What you have to do –
Print out every record exactly as it appears.

------------------------------

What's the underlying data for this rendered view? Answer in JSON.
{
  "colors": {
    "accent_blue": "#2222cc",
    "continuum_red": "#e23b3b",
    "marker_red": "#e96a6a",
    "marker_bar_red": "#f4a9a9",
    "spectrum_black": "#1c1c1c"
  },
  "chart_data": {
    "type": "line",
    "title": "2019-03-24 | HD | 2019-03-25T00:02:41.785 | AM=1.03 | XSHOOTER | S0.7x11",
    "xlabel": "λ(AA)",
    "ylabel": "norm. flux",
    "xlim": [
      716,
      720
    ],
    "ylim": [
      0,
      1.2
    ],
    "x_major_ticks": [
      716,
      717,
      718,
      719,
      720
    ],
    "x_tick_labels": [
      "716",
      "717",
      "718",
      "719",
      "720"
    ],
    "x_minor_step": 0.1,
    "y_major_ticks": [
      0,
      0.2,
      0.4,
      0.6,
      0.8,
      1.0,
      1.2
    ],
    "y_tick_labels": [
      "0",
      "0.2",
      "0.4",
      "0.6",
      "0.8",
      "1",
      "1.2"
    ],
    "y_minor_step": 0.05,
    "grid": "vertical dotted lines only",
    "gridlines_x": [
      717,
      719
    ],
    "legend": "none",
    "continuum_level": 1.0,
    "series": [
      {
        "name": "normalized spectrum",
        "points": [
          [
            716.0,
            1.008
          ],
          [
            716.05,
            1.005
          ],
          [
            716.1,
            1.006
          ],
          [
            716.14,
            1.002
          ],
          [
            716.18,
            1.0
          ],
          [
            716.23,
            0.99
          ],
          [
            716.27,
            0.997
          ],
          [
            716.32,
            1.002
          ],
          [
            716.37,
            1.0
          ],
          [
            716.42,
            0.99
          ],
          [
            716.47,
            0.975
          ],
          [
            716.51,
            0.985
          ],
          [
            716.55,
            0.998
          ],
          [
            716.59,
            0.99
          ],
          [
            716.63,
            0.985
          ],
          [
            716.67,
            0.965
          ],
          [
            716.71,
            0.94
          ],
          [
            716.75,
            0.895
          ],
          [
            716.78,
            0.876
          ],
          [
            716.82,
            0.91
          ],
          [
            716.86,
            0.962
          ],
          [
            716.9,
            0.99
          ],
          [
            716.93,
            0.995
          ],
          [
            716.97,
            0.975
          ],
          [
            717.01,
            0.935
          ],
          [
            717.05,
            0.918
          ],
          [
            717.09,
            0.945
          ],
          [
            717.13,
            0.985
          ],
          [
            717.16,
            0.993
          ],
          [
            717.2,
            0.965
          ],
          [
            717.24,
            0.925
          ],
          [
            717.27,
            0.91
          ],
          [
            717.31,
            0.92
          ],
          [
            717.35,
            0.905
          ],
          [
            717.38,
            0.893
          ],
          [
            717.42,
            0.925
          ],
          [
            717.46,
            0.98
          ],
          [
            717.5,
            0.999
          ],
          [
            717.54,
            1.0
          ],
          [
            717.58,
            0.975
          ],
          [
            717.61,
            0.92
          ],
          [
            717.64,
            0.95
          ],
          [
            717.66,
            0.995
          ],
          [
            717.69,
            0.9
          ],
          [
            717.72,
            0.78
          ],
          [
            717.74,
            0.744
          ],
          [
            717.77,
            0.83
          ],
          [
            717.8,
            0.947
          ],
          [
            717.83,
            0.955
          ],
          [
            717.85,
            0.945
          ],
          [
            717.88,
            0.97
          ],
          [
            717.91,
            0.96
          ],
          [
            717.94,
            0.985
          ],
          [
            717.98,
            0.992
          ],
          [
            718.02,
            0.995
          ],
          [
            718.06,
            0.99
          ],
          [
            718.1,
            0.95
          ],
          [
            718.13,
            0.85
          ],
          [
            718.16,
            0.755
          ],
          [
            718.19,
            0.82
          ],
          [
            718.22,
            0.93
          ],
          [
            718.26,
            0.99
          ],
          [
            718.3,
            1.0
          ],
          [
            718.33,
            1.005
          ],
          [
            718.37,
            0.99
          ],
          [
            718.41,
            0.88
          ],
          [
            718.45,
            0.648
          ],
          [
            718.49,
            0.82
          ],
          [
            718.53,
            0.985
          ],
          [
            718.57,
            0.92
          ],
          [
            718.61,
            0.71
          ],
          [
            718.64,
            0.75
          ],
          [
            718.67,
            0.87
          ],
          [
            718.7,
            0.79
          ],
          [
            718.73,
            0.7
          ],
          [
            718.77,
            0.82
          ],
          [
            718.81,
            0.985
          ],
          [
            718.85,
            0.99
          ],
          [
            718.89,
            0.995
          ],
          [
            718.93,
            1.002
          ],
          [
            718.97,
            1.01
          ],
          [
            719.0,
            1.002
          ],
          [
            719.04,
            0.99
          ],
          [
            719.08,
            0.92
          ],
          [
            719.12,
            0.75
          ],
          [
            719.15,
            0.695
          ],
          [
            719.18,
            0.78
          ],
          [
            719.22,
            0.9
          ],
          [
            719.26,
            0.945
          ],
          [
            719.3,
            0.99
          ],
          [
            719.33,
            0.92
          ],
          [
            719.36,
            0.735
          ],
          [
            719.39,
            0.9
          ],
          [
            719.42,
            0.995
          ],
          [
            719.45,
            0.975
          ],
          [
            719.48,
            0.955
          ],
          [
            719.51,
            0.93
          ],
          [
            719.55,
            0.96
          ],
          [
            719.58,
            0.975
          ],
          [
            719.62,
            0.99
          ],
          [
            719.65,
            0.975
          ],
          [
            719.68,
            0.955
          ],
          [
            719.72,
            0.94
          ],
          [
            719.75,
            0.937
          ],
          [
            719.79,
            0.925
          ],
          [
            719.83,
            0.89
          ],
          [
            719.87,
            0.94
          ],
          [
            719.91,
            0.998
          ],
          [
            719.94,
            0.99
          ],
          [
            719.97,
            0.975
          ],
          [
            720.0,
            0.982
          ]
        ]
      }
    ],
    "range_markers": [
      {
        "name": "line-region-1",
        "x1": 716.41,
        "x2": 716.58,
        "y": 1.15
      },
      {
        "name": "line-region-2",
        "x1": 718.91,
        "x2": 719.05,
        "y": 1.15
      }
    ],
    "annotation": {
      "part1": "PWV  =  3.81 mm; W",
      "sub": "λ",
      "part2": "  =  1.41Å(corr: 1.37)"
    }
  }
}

------------------------------

Expected output –
What's the underlying data for this rendered view? Answer in JSON.
{
  "colors": {
    "accent_blue": "#2222cc",
    "continuum_red": "#e23b3b",
    "marker_red": "#e96a6a",
    "marker_bar_red": "#f4a9a9",
    "spectrum_black": "#1c1c1c"
  },
  "chart_data": {
    "type": "line",
    "title": "2019-03-24 | HD | 2019-03-25T00:02:41.785 | AM=1.03 | XSHOOTER | S0.7x11",
    "xlabel": "λ(AA)",
    "ylabel": "norm. flux",
    "xlim": [
      716,
      720
    ],
    "ylim": [
      0,
      1.2
    ],
    "x_major_ticks": [
      716,
      717,
      718,
      719,
      720
    ],
    "x_tick_labels": [
      "716",
      "717",
      "718",
      "719",
      "720"
    ],
    "x_minor_step": 0.1,
    "y_major_ticks": [
      0,
      0.2,
      0.4,
      0.6,
      0.8,
      1.0,
      1.2
    ],
    "y_tick_labels": [
      "0",
      "0.2",
      "0.4",
      "0.6",
      "0.8",
      "1",
      "1.2"
    ],
    "y_minor_step": 0.05,
    "grid": "vertical dotted lines only",
    "gridlines_x": [
      717,
      719
    ],
    "legend": "none",
    "continuum_level": 1.0,
    "series": [
      {
        "name": "normalized spectrum",
        "points": [
          [
            716.0,
            1.008
          ],
          [
            716.05,
            1.005
          ],
          [
            716.1,
            1.006
          ],
          [
            716.14,
            1.002
          ],
          [
            716.18,
            1.0
          ],
          [
            716.23,
            0.99
          ],
          [
            716.27,
            0.997
          ],
          [
            716.32,
            1.002
          ],
          [
            716.37,
            1.0
          ],
          [
            716.42,
            0.99
          ],
          [
            716.47,
            0.975
          ],
          [
            716.51,
            0.985
          ],
          [
            716.55,
            0.998
          ],
          [
            716.59,
            0.99
          ],
          [
            716.63,
            0.985
          ],
          [
            716.67,
            0.965
          ],
          [
            716.71,
            0.94
          ],
          [
            716.75,
            0.895
          ],
          [
            716.78,
            0.876
          ],
          [
            716.82,
            0.91
          ],
          [
            716.86,
            0.962
          ],
          [
            716.9,
            0.99
          ],
          [
            716.93,
            0.995
          ],
          [
            716.97,
            0.975
          ],
          [
            717.01,
            0.935
          ],
          [
            717.05,
            0.918
          ],
          [
            717.09,
            0.945
          ],
          [
            717.13,
            0.985
          ],
          [
            717.16,
            0.993
          ],
          [
            717.2,
            0.965
          ],
          [
            717.24,
            0.925
          ],
          [
            717.27,
            0.91
          ],
          [
            717.31,
            0.92
          ],
          [
            717.35,
            0.905
          ],
          [
            717.38,
            0.893
          ],
          [
            717.42,
            0.925
          ],
          [
            717.46,
            0.98
          ],
          [
            717.5,
            0.999
          ],
          [
            717.54,
            1.0
          ],
          [
            717.58,
            0.975
          ],
          [
            717.61,
            0.92
          ],
          [
            717.64,
            0.95
          ],
          [
            717.66,
            0.995
          ],
          [
            717.69,
            0.9
          ],
          [
            717.72,
            0.78
          ],
          [
            717.74,
            0.744
          ],
          [
            717.77,
            0.83
          ],
          [
            717.8,
            0.947
          ],
          [
            717.83,
            0.955
          ],
          [
            717.85,
            0.945
          ],
          [
            717.88,
            0.97
          ],
          [
            717.91,
            0.96
          ],
          [
            717.94,
            0.985
          ],
          [
            717.98,
            0.992
          ],
          [
            718.02,
            0.995
          ],
          [
            718.06,
            0.99
          ],
          [
            718.1,
            0.95
          ],
          [
            718.13,
            0.85
          ],
          [
            718.16,
            0.755
          ],
          [
            718.19,
            0.82
          ],
          [
            718.22,
            0.93
          ],
          [
            718.26,
            0.99
          ],
          [
            718.3,
            1.0
          ],
          [
            718.33,
            1.005
          ],
          [
            718.37,
            0.99
          ],
          [
            718.41,
            0.88
          ],
          [
            718.45,
            0.648
          ],
          [
            718.49,
            0.82
          ],
          [
            718.53,
            0.985
          ],
          [
            718.57,
            0.92
          ],
          [
            718.61,
            0.71
          ],
          [
            718.64,
            0.75
          ],
          [
            718.67,
            0.87
          ],
          [
            718.7,
            0.79
          ],
          [
            718.73,
            0.7
          ],
          [
            718.77,
            0.82
          ],
          [
            718.81,
            0.985
          ],
          [
            718.85,
            0.99
          ],
          [
            718.89,
            0.995
          ],
          [
            718.93,
            1.002
          ],
          [
            718.97,
            1.01
          ],
          [
            719.0,
            1.002
          ],
          [
            719.04,
            0.99
          ],
          [
            719.08,
            0.92
          ],
          [
            719.12,
            0.75
          ],
          [
            719.15,
            0.695
          ],
          [
            719.18,
            0.78
          ],
          [
            719.22,
            0.9
          ],
          [
            719.26,
            0.945
          ],
          [
            719.3,
            0.99
          ],
          [
            719.33,
            0.92
          ],
          [
            719.36,
            0.735
          ],
          [
            719.39,
            0.9
          ],
          [
            719.42,
            0.995
          ],
          [
            719.45,
            0.975
          ],
          [
            719.48,
            0.955
          ],
          [
            719.51,
            0.93
          ],
          [
            719.55,
            0.96
          ],
          [
            719.58,
            0.975
          ],
          [
            719.62,
            0.99
          ],
          [
            719.65,
            0.975
          ],
          [
            719.68,
            0.955
          ],
          [
            719.72,
            0.94
          ],
          [
            719.75,
            0.937
          ],
          [
            719.79,
            0.925
          ],
          [
            719.83,
            0.89
          ],
          [
            719.87,
            0.94
          ],
          [
            719.91,
            0.998
          ],
          [
            719.94,
            0.99
          ],
          [
            719.97,
            0.975
          ],
          [
            720.0,
            0.982
          ]
        ]
      }
    ],
    "range_markers": [
      {
        "name": "line-region-1",
        "x1": 716.41,
        "x2": 716.58,
        "y": 1.15
      },
      {
        "name": "line-region-2",
        "x1": 718.91,
        "x2": 719.05,
        "y": 1.15
      }
    ],
    "annotation": {
      "part1": "PWV  =  3.81 mm; W",
      "sub": "λ",
      "part2": "  =  1.41Å(corr: 1.37)"
    }
  }
}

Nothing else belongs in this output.